Retype every entry exactly, character for character.

** Start Task input **

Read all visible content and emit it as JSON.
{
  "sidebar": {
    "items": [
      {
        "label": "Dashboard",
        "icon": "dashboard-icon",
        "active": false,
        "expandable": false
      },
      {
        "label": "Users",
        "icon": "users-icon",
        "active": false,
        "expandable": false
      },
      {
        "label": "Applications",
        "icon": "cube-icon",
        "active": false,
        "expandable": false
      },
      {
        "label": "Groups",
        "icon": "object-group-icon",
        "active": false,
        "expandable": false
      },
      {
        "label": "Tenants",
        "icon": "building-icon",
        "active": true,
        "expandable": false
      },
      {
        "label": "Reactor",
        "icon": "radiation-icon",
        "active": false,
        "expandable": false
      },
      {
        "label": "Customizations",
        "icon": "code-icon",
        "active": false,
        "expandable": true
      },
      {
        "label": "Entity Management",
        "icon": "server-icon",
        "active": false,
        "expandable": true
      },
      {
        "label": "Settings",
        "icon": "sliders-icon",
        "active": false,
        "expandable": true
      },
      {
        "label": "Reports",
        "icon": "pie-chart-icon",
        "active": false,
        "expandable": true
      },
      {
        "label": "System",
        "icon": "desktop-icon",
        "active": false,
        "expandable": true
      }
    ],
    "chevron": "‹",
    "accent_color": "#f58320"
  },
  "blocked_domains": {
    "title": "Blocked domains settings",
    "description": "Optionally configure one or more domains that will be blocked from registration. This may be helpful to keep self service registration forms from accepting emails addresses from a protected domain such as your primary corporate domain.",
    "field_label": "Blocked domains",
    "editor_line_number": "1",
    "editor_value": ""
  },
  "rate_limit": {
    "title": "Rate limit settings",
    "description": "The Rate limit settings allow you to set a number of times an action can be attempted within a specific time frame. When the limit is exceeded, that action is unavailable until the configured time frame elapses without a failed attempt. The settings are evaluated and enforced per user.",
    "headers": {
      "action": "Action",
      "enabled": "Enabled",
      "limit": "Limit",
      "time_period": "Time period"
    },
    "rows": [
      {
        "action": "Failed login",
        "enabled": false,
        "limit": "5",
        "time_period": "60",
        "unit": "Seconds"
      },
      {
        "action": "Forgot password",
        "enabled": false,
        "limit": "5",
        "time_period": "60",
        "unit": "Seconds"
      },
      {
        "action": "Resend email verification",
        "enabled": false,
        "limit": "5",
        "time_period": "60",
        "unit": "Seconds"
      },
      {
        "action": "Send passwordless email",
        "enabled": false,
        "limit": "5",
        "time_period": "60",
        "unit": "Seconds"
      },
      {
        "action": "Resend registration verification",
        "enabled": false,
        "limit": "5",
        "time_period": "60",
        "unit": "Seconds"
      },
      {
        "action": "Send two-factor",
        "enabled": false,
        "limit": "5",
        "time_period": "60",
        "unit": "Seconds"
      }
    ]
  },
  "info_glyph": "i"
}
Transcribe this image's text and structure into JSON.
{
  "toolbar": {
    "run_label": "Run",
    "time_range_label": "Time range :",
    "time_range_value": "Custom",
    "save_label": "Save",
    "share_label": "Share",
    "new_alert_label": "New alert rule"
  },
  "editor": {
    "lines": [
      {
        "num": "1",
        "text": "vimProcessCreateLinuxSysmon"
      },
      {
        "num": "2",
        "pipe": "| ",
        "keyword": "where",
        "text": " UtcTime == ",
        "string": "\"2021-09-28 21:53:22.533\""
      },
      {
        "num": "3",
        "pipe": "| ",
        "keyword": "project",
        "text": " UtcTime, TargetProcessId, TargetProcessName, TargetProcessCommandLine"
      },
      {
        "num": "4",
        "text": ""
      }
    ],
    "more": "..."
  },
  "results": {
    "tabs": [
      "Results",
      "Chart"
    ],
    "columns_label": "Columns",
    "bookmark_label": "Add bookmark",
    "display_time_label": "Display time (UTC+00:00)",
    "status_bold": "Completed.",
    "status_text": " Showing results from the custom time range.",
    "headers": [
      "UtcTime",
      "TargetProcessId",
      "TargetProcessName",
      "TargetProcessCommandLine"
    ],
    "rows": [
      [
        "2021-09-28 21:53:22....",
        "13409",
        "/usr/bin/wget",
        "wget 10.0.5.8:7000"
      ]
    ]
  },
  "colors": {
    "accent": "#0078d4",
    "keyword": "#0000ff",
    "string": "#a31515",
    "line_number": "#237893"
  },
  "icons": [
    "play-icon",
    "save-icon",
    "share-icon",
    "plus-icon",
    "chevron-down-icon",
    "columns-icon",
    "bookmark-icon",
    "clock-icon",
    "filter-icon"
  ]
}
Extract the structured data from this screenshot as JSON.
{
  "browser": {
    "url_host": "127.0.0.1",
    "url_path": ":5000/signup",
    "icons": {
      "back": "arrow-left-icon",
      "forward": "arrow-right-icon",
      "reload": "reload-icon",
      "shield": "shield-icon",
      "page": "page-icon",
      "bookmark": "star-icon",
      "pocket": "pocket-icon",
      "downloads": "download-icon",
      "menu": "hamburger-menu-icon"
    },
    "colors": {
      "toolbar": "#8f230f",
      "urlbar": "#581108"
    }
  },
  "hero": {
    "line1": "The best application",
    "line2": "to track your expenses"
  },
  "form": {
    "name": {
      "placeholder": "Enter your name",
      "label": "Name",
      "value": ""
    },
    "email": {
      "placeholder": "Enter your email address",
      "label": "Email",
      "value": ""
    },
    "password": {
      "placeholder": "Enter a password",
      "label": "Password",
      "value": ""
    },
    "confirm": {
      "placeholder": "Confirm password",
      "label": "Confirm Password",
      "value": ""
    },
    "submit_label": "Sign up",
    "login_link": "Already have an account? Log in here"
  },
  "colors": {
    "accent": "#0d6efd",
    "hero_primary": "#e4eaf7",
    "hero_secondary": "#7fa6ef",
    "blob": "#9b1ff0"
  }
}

** End Task input **

* Answer to the problem *
Read all visible content and emit it as JSON.
{
  "sidebar": {
    "items": [
      {
        "label": "Dashboard",
        "icon": "dashboard-icon",
        "active": false,
        "expandable": false
      },
      {
        "label": "Users",
        "icon": "users-icon",
        "active": false,
        "expandable": false
      },
      {
        "label": "Applications",
        "icon": "cube-icon",
        "active": false,
        "expandable": false
      },
      {
        "label": "Groups",
        "icon": "object-group-icon",
        "active": false,
        "expandable": false
      },
      {
        "label": "Tenants",
        "icon": "building-icon",
        "active": true,
        "expandable": false
      },
      {
        "label": "Reactor",
        "icon": "radiation-icon",
        "active": false,
        "expandable": false
      },
      {
        "label": "Customizations",
        "icon": "code-icon",
        "active": false,
        "expandable": true
      },
      {
        "label": "Entity Management",
        "icon": "server-icon",
        "active": false,
        "expandable": true
      },
      {
        "label": "Settings",
        "icon": "sliders-icon",
        "active": false,
        "expandable": true
      },
      {
        "label": "Reports",
        "icon": "pie-chart-icon",
        "active": false,
        "expandable": true
      },
      {
        "label": "System",
        "icon": "desktop-icon",
        "active": false,
        "expandable": true
      }
    ],
    "chevron": "‹",
    "accent_color": "#f58320"
  },
  "blocked_domains": {
    "title": "Blocked domains settings",
    "description": "Optionally configure one or more domains that will be blocked from registration. This may be helpful to keep self service registration forms from accepting emails addresses from a protected domain such as your primary corporate domain.",
    "field_label": "Blocked domains",
    "editor_line_number": "1",
    "editor_value": ""
  },
  "rate_limit": {
    "title": "Rate limit settings",
    "description": "The Rate limit settings allow you to set a number of times an action can be attempted within a specific time frame. When the limit is exceeded, that action is unavailable until the configured time frame elapses without a failed attempt. The settings are evaluated and enforced per user.",
    "headers": {
      "action": "Action",
      "enabled": "Enabled",
      "limit": "Limit",
      "time_period": "Time period"
    },
    "rows": [
      {
        "action": "Failed login",
        "enabled": false,
        "limit": "5",
        "time_period": "60",
        "unit": "Seconds"
      },
      {
        "action": "Forgot password",
        "enabled": false,
        "limit": "5",
        "time_period": "60",
        "unit": "Seconds"
      },
      {
        "action": "Resend email verification",
        "enabled": false,
        "limit": "5",
        "time_period": "60",
        "unit": "Seconds"
      },
      {
        "action": "Send passwordless email",
        "enabled": false,
        "limit": "5",
        "time_period": "60",
        "unit": "Seconds"
      },
      {
        "action": "Resend registration verification",
        "enabled": false,
        "limit": "5",
        "time_period": "60",
        "unit": "Seconds"
      },
      {
        "action": "Send two-factor",
        "enabled": false,
        "limit": "5",
        "time_period": "60",
        "unit": "Seconds"
      }
    ]
  },
  "info_glyph": "i"
}
Transcribe this image's text and structure into JSON.
{
  "toolbar": {
    "run_label": "Run",
    "time_range_label": "Time range :",
    "time_range_value": "Custom",
    "save_label": "Save",
    "share_label": "Share",
    "new_alert_label": "New alert rule"
  },
  "editor": {
    "lines": [
      {
        "num": "1",
        "text": "vimProcessCreateLinuxSysmon"
      },
      {
        "num": "2",
        "pipe": "| ",
        "keyword": "where",
        "text": " UtcTime == ",
        "string": "\"2021-09-28 21:53:22.533\""
      },
      {
        "num": "3",
        "pipe": "| ",
        "keyword": "project",
        "text": " UtcTime, TargetProcessId, TargetProcessName, TargetProcessCommandLine"
      },
      {
        "num": "4",
        "text": ""
      }
    ],
    "more": "..."
  },
  "results": {
    "tabs": [
      "Results",
      "Chart"
    ],
    "columns_label": "Columns",
    "bookmark_label": "Add bookmark",
    "display_time_label": "Display time (UTC+00:00)",
    "status_bold": "Completed.",
    "status_text": " Showing results from the custom time range.",
    "headers": [
      "UtcTime",
      "TargetProcessId",
      "TargetProcessName",
      "TargetProcessCommandLine"
    ],
    "rows": [
      [
        "2021-09-28 21:53:22....",
        "13409",
        "/usr/bin/wget",
        "wget 10.0.5.8:7000"
      ]
    ]
  },
  "colors": {
    "accent": "#0078d4",
    "keyword": "#0000ff",
    "string": "#a31515",
    "line_number": "#237893"
  },
  "icons": [
    "play-icon",
    "save-icon",
    "share-icon",
    "plus-icon",
    "chevron-down-icon",
    "columns-icon",
    "bookmark-icon",
    "clock-icon",
    "filter-icon"
  ]
}
Extract the structured data from this screenshot as JSON.
{
  "browser": {
    "url_host": "127.0.0.1",
    "url_path": ":5000/signup",
    "icons": {
      "back": "arrow-left-icon",
      "forward": "arrow-right-icon",
      "reload": "reload-icon",
      "shield": "shield-icon",
      "page": "page-icon",
      "bookmark": "star-icon",
      "pocket": "pocket-icon",
      "downloads": "download-icon",
      "menu": "hamburger-menu-icon"
    },
    "colors": {
      "toolbar": "#8f230f",
      "urlbar": "#581108"
    }
  },
  "hero": {
    "line1": "The best application",
    "line2": "to track your expenses"
  },
  "form": {
    "name": {
      "placeholder": "Enter your name",
      "label": "Name",
      "value": ""
    },
    "email": {
      "placeholder": "Enter your email address",
      "label": "Email",
      "value": ""
    },
    "password": {
      "placeholder": "Enter a password",
      "label": "Password",
      "value": ""
    },
    "confirm": {
      "placeholder": "Confirm password",
      "label": "Confirm Password",
      "value": ""
    },
    "submit_label": "Sign up",
    "login_link": "Already have an account? Log in here"
  },
  "colors": {
    "accent": "#0d6efd",
    "hero_primary": "#e4eaf7",
    "hero_secondary": "#7fa6ef",
    "blob": "#9b1ff0"
  }
}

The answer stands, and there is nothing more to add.